**The request:** Only lines holding the string "hlavního" are wanted; copy each one from the material.

**Given records:**

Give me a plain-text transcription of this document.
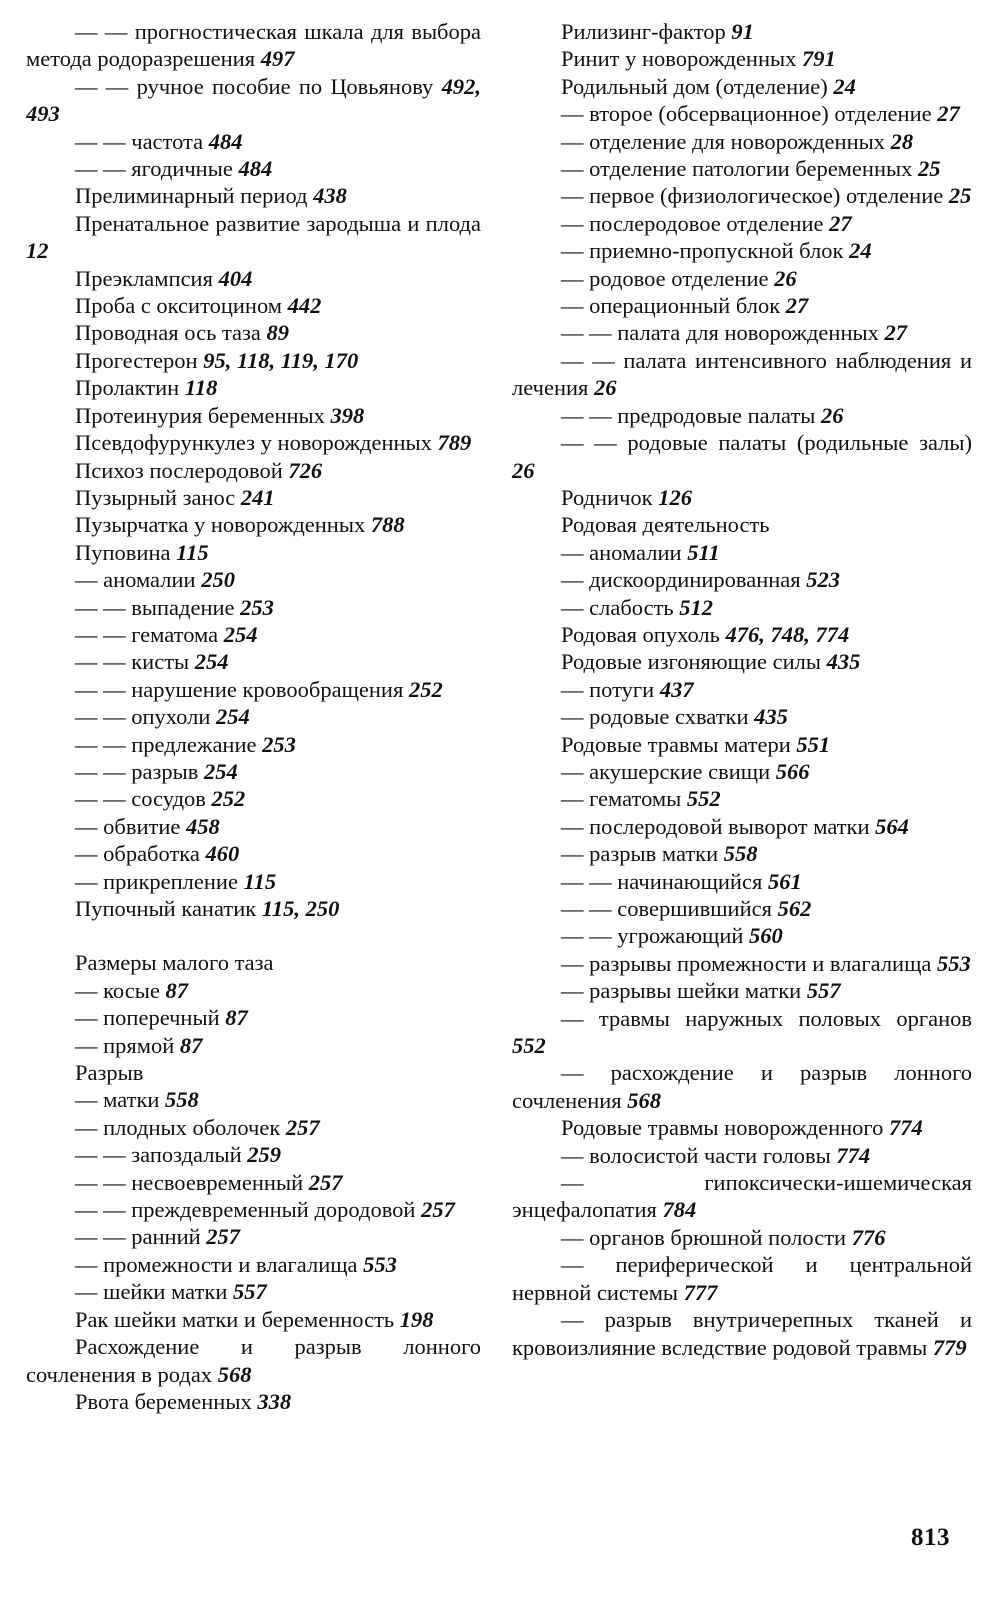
— — прогностическая шкала для выбора метода родоразрешения 497

— — ручное пособие по Цовьянову 492, 493

— — частота 484

— — ягодичные 484

Прелиминарный период 438

Пренатальное развитие зародыша и плода 12

Преэклампсия 404

Проба с окситоцином 442

Проводная ось таза 89

Прогестерон 95, 118, 119, 170

Пролактин 118

Протеинурия беременных 398

Псевдофурункулез у новорожденных 789

Психоз послеродовой 726

Пузырный занос 241

Пузырчатка у новорожденных 788

Пуповина 115

— аномалии 250

— — выпадение 253

— — гематома 254

— — кисты 254

— — нарушение кровообращения 252

— — опухоли 254

— — предлежание 253

— — разрыв 254

— — сосудов 252

— обвитие 458

— обработка 460

— прикрепление 115

Пупочный канатик 115, 250

Размеры малого таза

— косые 87

— поперечный 87

— прямой 87

Разрыв

— матки 558

— плодных оболочек 257

— — запоздалый 259

— — несвоевременный 257

— — преждевременный дородовой 257

— — ранний 257

— промежности и влагалища 553

— шейки матки 557

Рак шейки матки и беременность 198

Расхождение и разрыв лонного сочленения в родах 568

Рвота беременных 338

Рилизинг-фактор 91

Ринит у новорожденных 791

Родильный дом (отделение) 24

— второе (обсервационное) отделение 27

— отделение для новорожденных 28

— отделение патологии беременных 25

— первое (физиологическое) отделение 25

— послеродовое отделение 27

— приемно-пропускной блок 24

— родовое отделение 26

— операционный блок 27

— — палата для новорожденных 27

— — палата интенсивного наблюдения и лечения 26

— — предродовые палаты 26

— — родовые палаты (родильные залы) 26

Родничок 126

Родовая деятельность

— аномалии 511

— дискоординированная 523

— слабость 512

Родовая опухоль 476, 748, 774

Родовые изгоняющие силы 435

— потуги 437

— родовые схватки 435

Родовые травмы матери 551

— акушерские свищи 566

— гематомы 552

— послеродовой выворот матки 564

— разрыв матки 558

— — начинающийся 561

— — совершившийся 562

— — угрожающий 560

— разрывы промежности и влагалища 553

— разрывы шейки матки 557

— травмы наружных половых органов 552

— расхождение и разрыв лонного сочленения 568

Родовые травмы новорожденного 774

— волосистой части головы 774

— гипоксически-ишемическая энцефалопатия 784

— органов брюшной полости 776

— периферической и центральной нервной системы 777

— разрыв внутричерепных тканей и кровоизлияние вследствие родовой травмы 779

813
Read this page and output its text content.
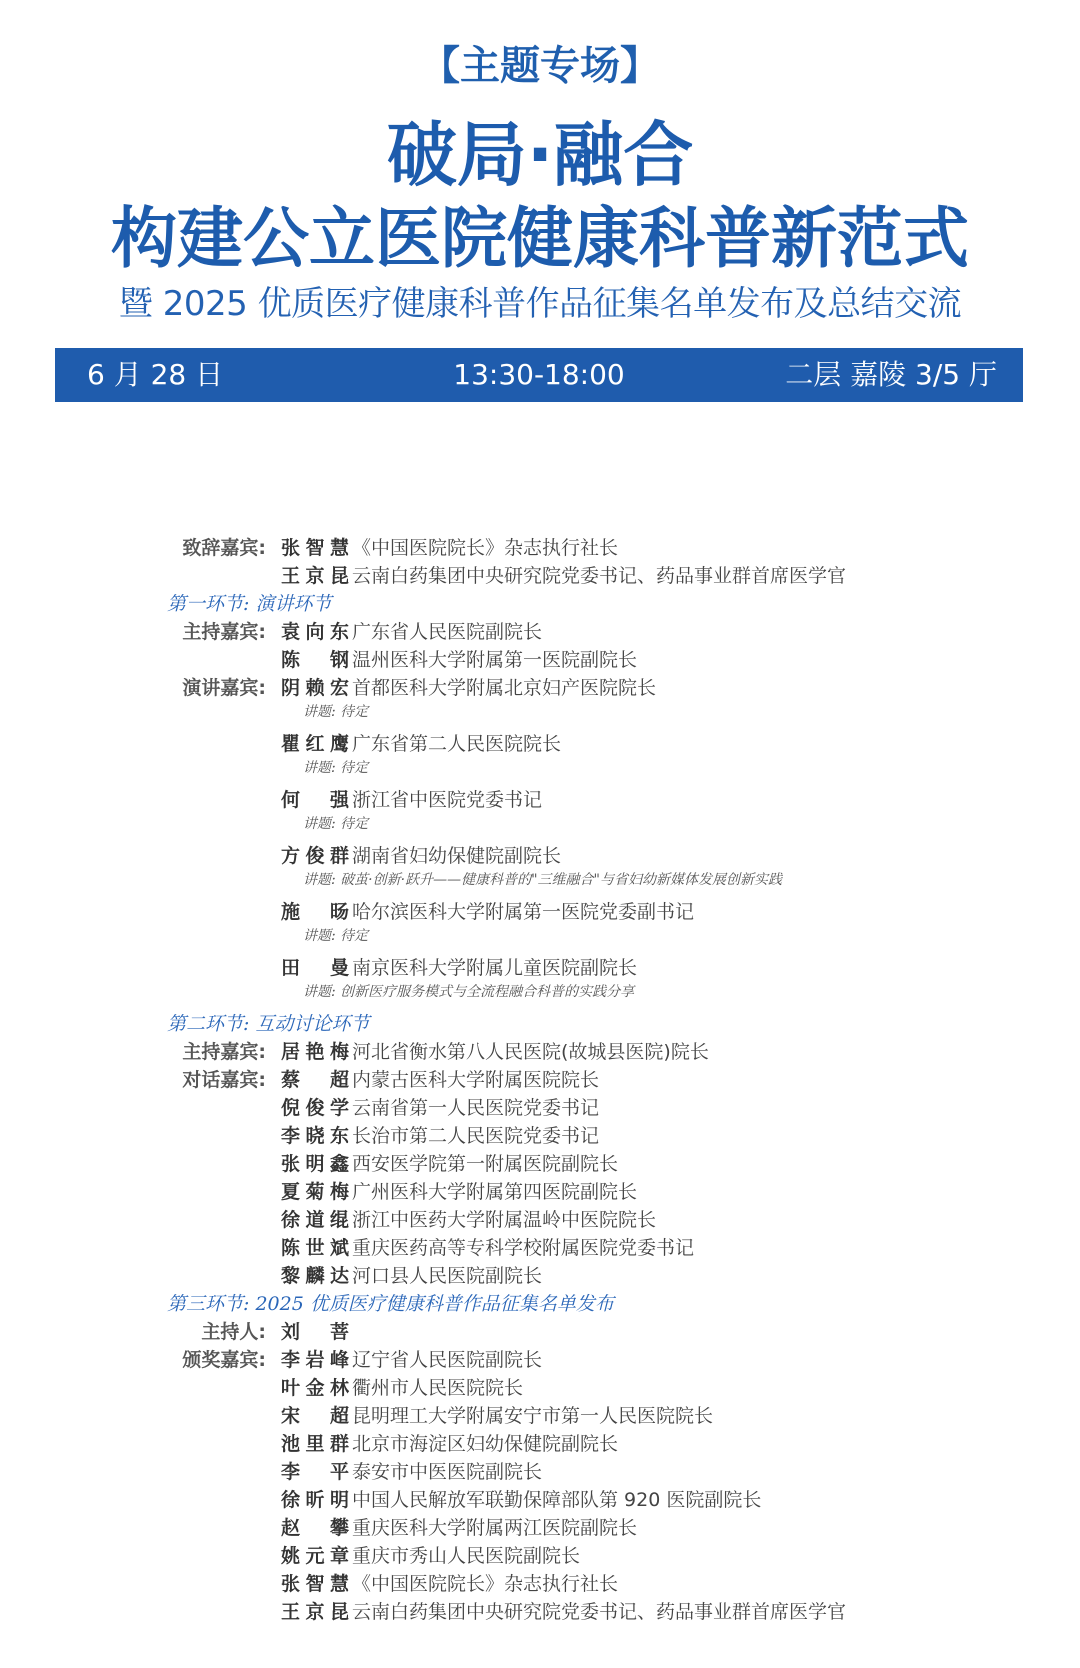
【主题专场】
破局·融合
构建公立医院健康科普新范式
暨 2025 优质医疗健康科普作品征集名单发布及总结交流
6 月 28 日	13:30-18:00	二层 嘉陵 3/5 厅
致辞嘉宾: 张智慧 《中国医院院长》杂志执行社长
王京昆 云南白药集团中央研究院党委书记、药品事业群首席医学官
第一环节: 演讲环节
主持嘉宾: 袁向东 广东省人民医院副院长
陈钢 温州医科大学附属第一医院副院长
演讲嘉宾: 阴赖宏 首都医科大学附属北京妇产医院院长
讲题: 待定
瞿红鹰 广东省第二人民医院院长
讲题: 待定
何强 浙江省中医院党委书记
讲题: 待定
方俊群 湖南省妇幼保健院副院长
讲题: 破茧·创新·跃升——健康科普的"三维融合"与省妇幼新媒体发展创新实践
施旸 哈尔滨医科大学附属第一医院党委副书记
讲题: 待定
田曼 南京医科大学附属儿童医院副院长
讲题: 创新医疗服务模式与全流程融合科普的实践分享
第二环节: 互动讨论环节
主持嘉宾: 居艳梅 河北省衡水第八人民医院(故城县医院)院长
对话嘉宾: 蔡超 内蒙古医科大学附属医院院长
倪俊学 云南省第一人民医院党委书记
李晓东 长治市第二人民医院党委书记
张明鑫 西安医学院第一附属医院副院长
夏菊梅 广州医科大学附属第四医院副院长
徐道绲 浙江中医药大学附属温岭中医院院长
陈世斌 重庆医药高等专科学校附属医院党委书记
黎麟达 河口县人民医院副院长
第三环节: 2025 优质医疗健康科普作品征集名单发布
主持人: 刘菩
颁奖嘉宾: 李岩峰 辽宁省人民医院副院长
叶金林 衢州市人民医院院长
宋超 昆明理工大学附属安宁市第一人民医院院长
池里群 北京市海淀区妇幼保健院副院长
李平 泰安市中医医院副院长
徐昕明 中国人民解放军联勤保障部队第 920 医院副院长
赵攀 重庆医科大学附属两江医院副院长
姚元章 重庆市秀山人民医院副院长
张智慧 《中国医院院长》杂志执行社长
王京昆 云南白药集团中央研究院党委书记、药品事业群首席医学官
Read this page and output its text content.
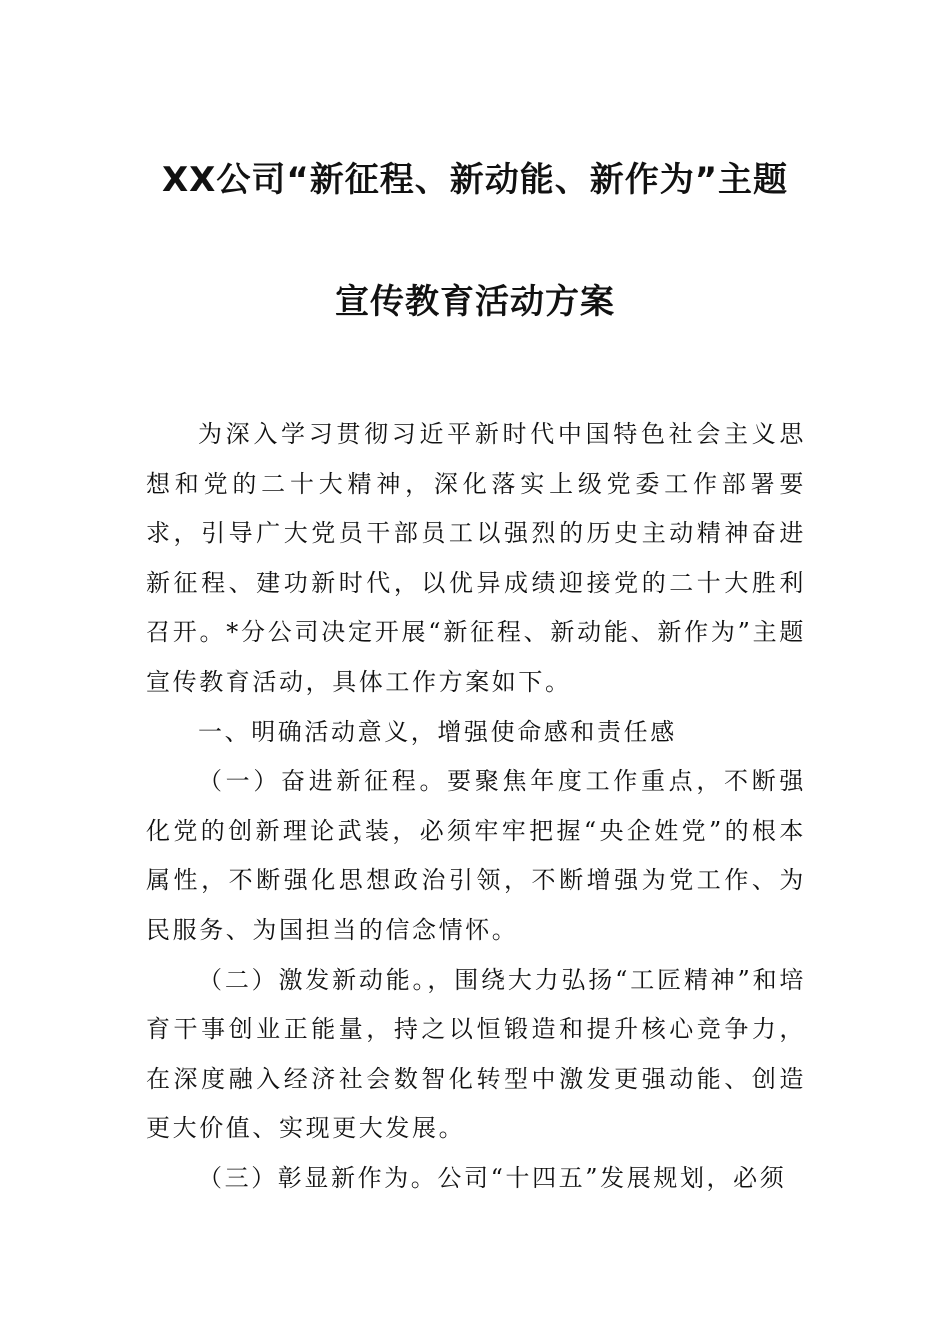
XX公司“新征程、新动能、新作为”主题
宣传教育活动方案

为深入学习贯彻习近平新时代中国特色社会主义思想和党的二十大精神，深化落实上级党委工作部署要求，引导广大党员干部员工以强烈的历史主动精神奋进新征程、建功新时代，以优异成绩迎接党的二十大胜利召开。*分公司决定开展“新征程、新动能、新作为”主题宣传教育活动，具体工作方案如下。

一、明确活动意义，增强使命感和责任感

（一）奋进新征程。要聚焦年度工作重点，不断强化党的创新理论武装，必须牢牢把握“央企姓党”的根本属性，不断强化思想政治引领，不断增强为党工作、为民服务、为国担当的信念情怀。

（二）激发新动能。，围绕大力弘扬“工匠精神”和培育干事创业正能量，持之以恒锻造和提升核心竞争力，在深度融入经济社会数智化转型中激发更强动能、创造更大价值、实现更大发展。

（三）彰显新作为。公司“十四五”发展规划，必须
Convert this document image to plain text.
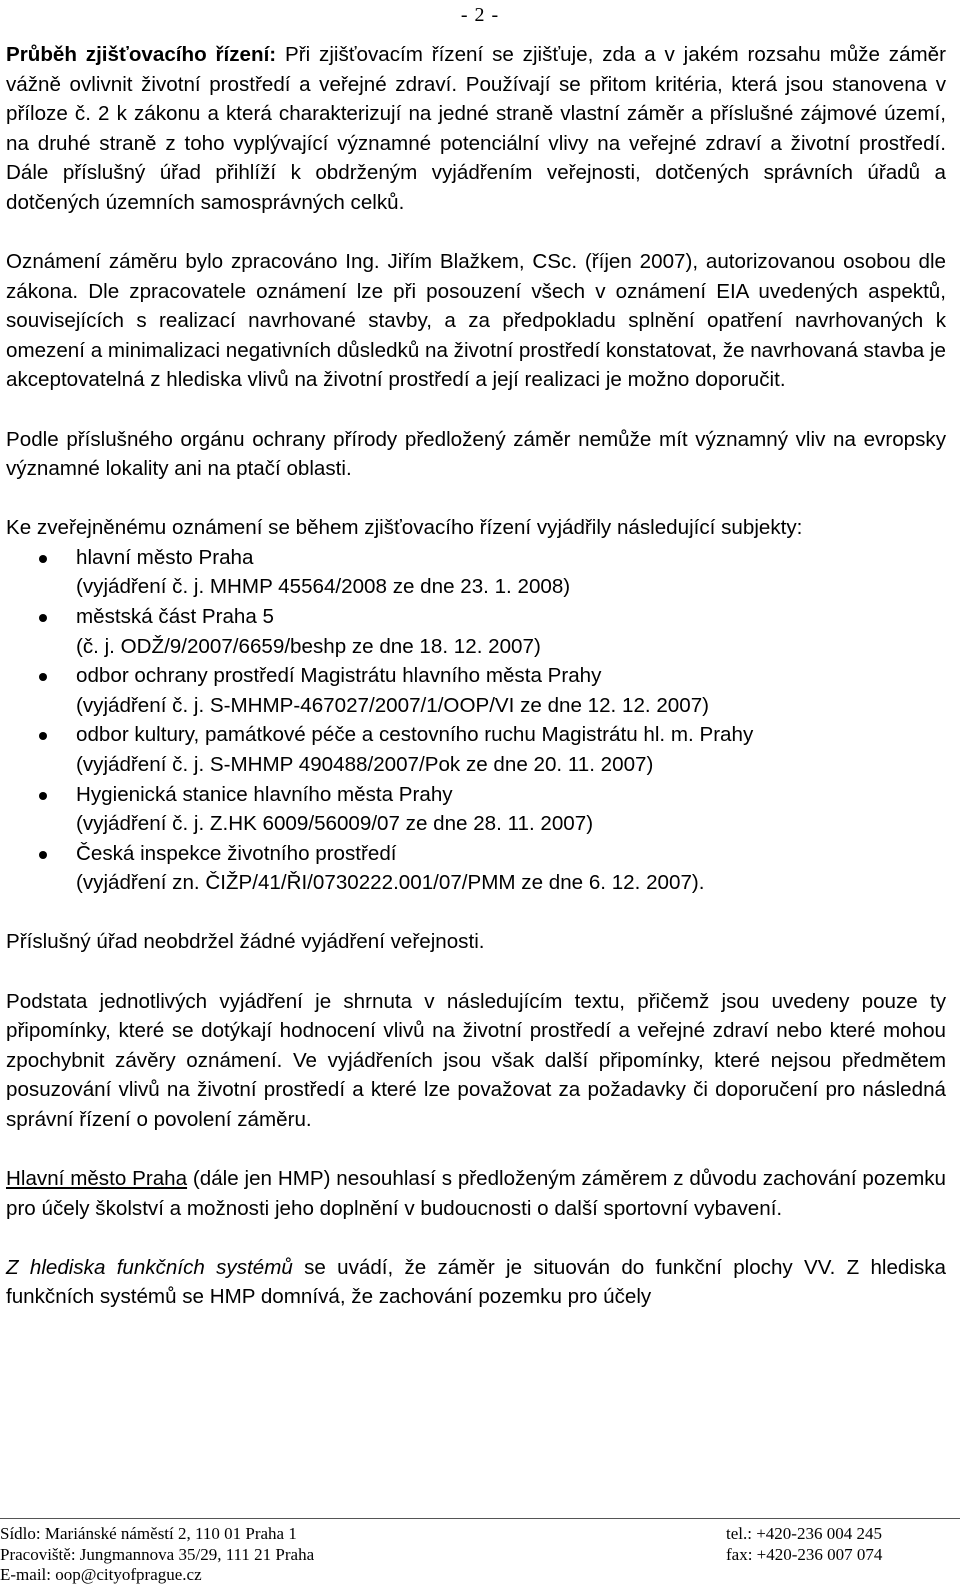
- 2 -

Průběh zjišťovacího řízení: Při zjišťovacím řízení se zjišťuje, zda a v jakém rozsahu může záměr vážně ovlivnit životní prostředí a veřejné zdraví. Používají se přitom kritéria, která jsou stanovena v příloze č. 2 k zákonu a která charakterizují na jedné straně vlastní záměr a příslušné zájmové území, na druhé straně z toho vyplývající významné potenciální vlivy na veřejné zdraví a životní prostředí. Dále příslušný úřad přihlíží k obdrženým vyjádřením veřejnosti, dotčených správních úřadů a dotčených územních samosprávných celků.

Oznámení záměru bylo zpracováno Ing. Jiřím Blažkem, CSc. (říjen 2007), autorizovanou osobou dle zákona. Dle zpracovatele oznámení lze při posouzení všech v oznámení EIA uvedených aspektů, souvisejících s realizací navrhované stavby, a za předpokladu splnění opatření navrhovaných k omezení a minimalizaci negativních důsledků na životní prostředí konstatovat, že navrhovaná stavba je akceptovatelná z hlediska vlivů na životní prostředí a její realizaci je možno doporučit.

Podle příslušného orgánu ochrany přírody předložený záměr nemůže mít významný vliv na evropsky významné lokality ani na ptačí oblasti.

Ke zveřejněnému oznámení se během zjišťovacího řízení vyjádřily následující subjekty:

hlavní město Praha
(vyjádření č. j. MHMP 45564/2008 ze dne 23. 1. 2008)
městská část Praha 5
(č. j. ODŽ/9/2007/6659/beshp ze dne 18. 12. 2007)
odbor ochrany prostředí Magistrátu hlavního města Prahy
(vyjádření č. j. S-MHMP-467027/2007/1/OOP/VI ze dne 12. 12. 2007)
odbor kultury, památkové péče a cestovního ruchu Magistrátu hl. m. Prahy
(vyjádření č. j. S-MHMP 490488/2007/Pok ze dne 20. 11. 2007)
Hygienická stanice hlavního města Prahy
(vyjádření č. j. Z.HK 6009/56009/07 ze dne 28. 11. 2007)
Česká inspekce životního prostředí
(vyjádření zn. ČIŽP/41/ŘI/0730222.001/07/PMM ze dne 6. 12. 2007).

Příslušný úřad neobdržel žádné vyjádření veřejnosti.

Podstata jednotlivých vyjádření je shrnuta v následujícím textu, přičemž jsou uvedeny pouze ty připomínky, které se dotýkají hodnocení vlivů na životní prostředí a veřejné zdraví nebo které mohou zpochybnit závěry oznámení. Ve vyjádřeních jsou však další připomínky, které nejsou předmětem posuzování vlivů na životní prostředí a které lze považovat za požadavky či doporučení pro následná správní řízení o povolení záměru.

Hlavní město Praha (dále jen HMP) nesouhlasí s předloženým záměrem z důvodu zachování pozemku pro účely školství a možnosti jeho doplnění v budoucnosti o další sportovní vybavení.

Z hlediska funkčních systémů se uvádí, že záměr je situován do funkční plochy VV. Z hlediska funkčních systémů se HMP domnívá, že zachování pozemku pro účely

Sídlo: Mariánské náměstí 2, 110 01 Praha 1
Pracoviště: Jungmannova 35/29, 111 21 Praha
E-mail: oop@cityofprague.cz
tel.: +420-236 004 245
fax: +420-236 007 074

**Output for this exercise:**
odbor ochrany prostředí Magistrátu hlavního města Prahy
Hygienická stanice hlavního města Prahy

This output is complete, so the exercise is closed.